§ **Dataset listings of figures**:

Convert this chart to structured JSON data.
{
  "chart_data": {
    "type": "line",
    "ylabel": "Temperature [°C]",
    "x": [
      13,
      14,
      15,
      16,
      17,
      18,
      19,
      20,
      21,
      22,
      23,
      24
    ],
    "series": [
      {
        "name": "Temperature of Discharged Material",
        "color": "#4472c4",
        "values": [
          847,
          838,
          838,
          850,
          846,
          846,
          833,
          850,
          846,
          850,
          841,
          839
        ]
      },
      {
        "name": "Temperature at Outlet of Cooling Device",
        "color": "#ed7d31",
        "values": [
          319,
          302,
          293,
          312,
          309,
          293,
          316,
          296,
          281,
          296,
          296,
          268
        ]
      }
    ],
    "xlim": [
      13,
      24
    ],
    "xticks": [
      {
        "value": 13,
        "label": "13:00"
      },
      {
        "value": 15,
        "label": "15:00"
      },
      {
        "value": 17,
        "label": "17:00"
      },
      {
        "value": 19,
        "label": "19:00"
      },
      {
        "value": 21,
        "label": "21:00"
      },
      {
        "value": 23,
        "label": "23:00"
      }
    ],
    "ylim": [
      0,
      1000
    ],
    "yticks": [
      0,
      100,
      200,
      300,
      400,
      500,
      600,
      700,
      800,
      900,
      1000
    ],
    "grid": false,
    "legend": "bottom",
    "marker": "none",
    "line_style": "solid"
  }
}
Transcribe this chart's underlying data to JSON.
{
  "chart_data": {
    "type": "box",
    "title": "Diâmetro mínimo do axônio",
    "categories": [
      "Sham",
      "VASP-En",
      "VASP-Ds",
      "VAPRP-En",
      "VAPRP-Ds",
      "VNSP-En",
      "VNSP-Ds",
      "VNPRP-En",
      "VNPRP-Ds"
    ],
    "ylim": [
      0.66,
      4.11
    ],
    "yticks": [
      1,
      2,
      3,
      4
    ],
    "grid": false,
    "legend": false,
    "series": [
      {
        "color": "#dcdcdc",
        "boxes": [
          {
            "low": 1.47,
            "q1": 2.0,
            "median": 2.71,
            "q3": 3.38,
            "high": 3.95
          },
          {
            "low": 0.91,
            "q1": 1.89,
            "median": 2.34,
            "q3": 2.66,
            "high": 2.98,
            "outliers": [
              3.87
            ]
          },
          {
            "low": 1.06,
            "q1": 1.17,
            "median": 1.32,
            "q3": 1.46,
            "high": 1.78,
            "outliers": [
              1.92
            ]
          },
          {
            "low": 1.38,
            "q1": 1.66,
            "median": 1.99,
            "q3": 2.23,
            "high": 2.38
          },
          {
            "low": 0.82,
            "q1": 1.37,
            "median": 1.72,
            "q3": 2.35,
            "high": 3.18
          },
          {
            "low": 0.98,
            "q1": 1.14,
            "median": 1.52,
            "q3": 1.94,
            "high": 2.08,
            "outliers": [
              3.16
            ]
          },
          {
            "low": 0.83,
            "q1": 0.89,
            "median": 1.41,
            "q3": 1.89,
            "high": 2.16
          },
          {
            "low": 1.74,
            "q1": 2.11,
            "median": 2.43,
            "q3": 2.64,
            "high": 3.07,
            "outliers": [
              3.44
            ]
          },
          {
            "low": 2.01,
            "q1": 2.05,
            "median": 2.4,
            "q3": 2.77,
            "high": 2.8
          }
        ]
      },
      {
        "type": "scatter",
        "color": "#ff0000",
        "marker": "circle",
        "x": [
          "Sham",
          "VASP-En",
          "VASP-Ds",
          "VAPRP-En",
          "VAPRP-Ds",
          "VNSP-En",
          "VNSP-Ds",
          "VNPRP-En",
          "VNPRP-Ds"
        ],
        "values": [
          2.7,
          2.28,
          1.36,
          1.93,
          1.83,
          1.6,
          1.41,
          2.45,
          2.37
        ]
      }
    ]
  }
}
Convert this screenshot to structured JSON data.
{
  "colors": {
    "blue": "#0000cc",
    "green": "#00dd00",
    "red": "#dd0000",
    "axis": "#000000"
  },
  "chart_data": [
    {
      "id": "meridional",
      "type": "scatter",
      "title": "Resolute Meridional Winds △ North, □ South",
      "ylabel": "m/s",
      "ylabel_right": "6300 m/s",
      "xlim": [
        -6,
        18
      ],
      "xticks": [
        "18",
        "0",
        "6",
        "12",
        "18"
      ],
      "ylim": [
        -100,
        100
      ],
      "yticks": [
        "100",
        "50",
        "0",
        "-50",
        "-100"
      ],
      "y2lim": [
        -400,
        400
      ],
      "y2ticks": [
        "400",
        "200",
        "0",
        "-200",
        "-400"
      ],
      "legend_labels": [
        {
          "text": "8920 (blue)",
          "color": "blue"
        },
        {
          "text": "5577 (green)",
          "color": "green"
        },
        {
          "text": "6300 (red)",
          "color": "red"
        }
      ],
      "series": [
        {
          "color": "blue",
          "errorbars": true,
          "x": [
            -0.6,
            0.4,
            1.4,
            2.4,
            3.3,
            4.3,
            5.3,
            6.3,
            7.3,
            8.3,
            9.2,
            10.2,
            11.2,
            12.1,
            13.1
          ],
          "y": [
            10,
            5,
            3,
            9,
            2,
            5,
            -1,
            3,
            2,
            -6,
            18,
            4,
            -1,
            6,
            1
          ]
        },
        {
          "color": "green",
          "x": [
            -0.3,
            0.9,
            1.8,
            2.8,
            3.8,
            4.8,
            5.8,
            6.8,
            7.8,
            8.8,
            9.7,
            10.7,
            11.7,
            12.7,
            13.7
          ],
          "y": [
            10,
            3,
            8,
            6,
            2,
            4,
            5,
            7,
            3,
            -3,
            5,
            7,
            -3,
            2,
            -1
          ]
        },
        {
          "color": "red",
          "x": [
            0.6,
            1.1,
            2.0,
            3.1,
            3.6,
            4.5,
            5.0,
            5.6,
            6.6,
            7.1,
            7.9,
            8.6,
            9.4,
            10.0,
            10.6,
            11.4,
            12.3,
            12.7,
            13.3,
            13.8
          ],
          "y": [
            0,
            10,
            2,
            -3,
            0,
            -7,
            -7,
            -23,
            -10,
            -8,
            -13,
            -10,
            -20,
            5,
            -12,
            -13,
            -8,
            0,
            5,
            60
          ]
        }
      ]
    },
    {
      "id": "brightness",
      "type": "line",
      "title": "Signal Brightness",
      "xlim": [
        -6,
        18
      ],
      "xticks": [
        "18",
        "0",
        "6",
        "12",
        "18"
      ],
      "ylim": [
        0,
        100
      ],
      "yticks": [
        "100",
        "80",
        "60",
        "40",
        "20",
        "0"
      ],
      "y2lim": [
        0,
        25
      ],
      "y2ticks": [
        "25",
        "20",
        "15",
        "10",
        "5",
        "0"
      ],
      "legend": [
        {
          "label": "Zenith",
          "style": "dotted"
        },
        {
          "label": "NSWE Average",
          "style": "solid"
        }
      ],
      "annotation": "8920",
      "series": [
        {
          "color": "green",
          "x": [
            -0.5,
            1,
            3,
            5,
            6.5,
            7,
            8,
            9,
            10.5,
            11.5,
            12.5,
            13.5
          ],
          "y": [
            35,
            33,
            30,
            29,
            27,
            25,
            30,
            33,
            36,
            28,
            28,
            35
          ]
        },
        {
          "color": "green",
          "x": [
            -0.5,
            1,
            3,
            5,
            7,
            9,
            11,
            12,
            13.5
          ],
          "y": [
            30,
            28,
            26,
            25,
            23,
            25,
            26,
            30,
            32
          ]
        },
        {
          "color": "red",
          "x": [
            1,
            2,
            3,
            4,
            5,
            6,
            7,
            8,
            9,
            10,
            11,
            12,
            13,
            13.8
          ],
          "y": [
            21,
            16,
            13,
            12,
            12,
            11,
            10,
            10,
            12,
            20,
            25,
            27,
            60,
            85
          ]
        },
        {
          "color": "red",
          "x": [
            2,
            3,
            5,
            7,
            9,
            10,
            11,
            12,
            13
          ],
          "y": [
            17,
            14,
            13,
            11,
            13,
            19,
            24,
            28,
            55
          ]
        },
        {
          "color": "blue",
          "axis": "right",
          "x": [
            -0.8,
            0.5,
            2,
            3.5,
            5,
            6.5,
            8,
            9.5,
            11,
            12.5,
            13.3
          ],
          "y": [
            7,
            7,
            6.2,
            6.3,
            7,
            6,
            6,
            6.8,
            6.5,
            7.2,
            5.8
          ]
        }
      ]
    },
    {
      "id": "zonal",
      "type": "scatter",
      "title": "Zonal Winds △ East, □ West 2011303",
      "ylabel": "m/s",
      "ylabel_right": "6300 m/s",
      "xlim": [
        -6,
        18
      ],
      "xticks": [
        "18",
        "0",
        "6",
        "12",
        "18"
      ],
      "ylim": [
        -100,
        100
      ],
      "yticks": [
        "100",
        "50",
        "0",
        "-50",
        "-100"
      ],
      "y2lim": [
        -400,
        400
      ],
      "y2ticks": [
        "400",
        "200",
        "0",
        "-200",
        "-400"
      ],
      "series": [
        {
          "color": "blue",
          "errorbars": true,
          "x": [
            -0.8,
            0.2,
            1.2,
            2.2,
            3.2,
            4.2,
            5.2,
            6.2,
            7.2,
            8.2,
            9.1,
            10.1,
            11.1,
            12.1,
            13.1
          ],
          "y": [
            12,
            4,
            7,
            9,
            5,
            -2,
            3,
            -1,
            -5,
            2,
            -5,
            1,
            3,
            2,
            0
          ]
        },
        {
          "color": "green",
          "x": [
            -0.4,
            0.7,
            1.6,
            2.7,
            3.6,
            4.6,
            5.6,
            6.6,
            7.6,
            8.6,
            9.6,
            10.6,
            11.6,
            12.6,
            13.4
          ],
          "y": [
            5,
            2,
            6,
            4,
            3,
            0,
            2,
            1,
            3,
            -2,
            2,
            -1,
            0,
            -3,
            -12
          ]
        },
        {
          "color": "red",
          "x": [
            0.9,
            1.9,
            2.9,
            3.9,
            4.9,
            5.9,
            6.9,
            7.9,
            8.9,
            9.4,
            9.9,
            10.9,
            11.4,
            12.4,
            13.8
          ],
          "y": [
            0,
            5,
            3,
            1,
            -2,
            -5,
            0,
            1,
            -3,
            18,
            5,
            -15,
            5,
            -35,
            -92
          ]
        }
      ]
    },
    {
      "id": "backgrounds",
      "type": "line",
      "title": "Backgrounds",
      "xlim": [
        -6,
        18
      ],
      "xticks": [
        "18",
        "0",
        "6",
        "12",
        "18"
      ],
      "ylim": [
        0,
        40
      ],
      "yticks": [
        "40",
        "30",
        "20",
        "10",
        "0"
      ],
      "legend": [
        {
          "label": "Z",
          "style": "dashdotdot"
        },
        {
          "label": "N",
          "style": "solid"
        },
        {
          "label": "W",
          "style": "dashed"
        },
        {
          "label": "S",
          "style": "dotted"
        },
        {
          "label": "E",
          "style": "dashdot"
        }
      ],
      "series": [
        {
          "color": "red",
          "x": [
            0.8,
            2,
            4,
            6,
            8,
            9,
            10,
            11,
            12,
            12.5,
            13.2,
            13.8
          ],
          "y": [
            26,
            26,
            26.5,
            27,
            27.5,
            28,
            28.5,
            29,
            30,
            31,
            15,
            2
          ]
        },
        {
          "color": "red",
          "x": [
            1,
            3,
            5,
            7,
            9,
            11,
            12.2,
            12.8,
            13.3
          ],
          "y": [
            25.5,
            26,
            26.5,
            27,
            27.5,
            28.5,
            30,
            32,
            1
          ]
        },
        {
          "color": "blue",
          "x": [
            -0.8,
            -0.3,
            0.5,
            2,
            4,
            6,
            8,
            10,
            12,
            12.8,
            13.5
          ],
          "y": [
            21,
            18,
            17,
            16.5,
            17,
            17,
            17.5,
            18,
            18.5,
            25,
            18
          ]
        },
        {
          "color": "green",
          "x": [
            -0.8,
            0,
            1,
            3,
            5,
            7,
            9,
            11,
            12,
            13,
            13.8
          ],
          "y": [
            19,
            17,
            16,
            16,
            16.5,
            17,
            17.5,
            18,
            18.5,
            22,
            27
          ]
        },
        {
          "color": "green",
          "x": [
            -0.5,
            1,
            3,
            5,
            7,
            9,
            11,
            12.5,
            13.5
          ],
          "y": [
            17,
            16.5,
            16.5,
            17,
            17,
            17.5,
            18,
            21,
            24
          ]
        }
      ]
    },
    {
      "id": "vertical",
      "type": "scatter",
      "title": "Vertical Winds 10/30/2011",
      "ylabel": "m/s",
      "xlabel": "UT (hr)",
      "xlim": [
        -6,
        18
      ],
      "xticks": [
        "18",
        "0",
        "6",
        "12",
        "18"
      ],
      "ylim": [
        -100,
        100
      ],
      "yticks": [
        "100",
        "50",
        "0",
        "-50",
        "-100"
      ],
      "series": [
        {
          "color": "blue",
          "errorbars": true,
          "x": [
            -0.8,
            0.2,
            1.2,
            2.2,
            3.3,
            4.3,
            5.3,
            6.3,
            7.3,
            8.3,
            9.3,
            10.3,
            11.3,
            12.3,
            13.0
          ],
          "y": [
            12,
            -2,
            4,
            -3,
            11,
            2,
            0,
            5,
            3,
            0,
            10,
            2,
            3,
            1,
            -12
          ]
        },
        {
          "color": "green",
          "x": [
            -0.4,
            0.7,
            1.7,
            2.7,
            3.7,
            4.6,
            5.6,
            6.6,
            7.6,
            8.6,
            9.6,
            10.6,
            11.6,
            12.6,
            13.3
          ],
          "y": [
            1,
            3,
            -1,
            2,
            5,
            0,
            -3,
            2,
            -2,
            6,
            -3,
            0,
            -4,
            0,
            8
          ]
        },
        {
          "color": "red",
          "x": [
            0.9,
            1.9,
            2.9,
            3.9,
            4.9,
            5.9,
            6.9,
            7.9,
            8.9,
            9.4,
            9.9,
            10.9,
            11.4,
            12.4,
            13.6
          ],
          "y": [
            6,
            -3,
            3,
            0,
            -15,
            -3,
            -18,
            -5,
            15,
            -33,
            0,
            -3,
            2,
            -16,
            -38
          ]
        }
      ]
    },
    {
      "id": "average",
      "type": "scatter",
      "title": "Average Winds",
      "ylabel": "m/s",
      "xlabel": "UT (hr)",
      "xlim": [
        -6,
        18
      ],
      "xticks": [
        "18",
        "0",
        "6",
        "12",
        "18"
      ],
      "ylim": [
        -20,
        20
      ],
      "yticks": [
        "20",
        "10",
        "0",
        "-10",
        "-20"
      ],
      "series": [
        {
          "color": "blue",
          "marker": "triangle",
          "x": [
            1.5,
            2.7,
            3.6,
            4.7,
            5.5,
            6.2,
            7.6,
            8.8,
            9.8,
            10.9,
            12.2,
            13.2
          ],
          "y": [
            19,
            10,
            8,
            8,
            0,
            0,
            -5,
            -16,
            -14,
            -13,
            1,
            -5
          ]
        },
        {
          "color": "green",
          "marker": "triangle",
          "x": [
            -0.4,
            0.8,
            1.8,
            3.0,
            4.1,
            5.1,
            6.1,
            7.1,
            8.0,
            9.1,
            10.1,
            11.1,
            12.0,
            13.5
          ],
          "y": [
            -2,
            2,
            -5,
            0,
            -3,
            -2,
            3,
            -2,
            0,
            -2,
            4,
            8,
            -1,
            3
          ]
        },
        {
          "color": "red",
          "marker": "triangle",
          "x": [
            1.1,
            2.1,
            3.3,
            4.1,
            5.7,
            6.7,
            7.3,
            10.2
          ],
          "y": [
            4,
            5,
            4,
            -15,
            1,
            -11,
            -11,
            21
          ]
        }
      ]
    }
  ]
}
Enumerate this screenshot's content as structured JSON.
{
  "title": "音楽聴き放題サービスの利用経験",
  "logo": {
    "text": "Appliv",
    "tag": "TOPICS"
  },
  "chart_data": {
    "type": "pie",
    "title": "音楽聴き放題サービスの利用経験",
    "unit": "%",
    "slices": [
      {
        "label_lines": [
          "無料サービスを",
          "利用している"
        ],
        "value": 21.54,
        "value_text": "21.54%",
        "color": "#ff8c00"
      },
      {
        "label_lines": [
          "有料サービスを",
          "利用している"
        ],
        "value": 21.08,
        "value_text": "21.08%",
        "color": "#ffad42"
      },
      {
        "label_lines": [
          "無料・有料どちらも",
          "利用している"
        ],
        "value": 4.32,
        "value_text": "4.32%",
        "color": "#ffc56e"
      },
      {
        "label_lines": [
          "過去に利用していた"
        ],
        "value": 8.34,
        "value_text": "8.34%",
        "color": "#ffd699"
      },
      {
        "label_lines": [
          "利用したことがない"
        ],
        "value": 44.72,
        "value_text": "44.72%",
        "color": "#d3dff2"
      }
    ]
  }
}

§ **What you are asked to do**: Gather from the records above every line containing the string "音楽聴き放題サービスの利用経験".

§ **Full answer**:
  "title": "音楽聴き放題サービスの利用経験",
    "title": "音楽聴き放題サービスの利用経験",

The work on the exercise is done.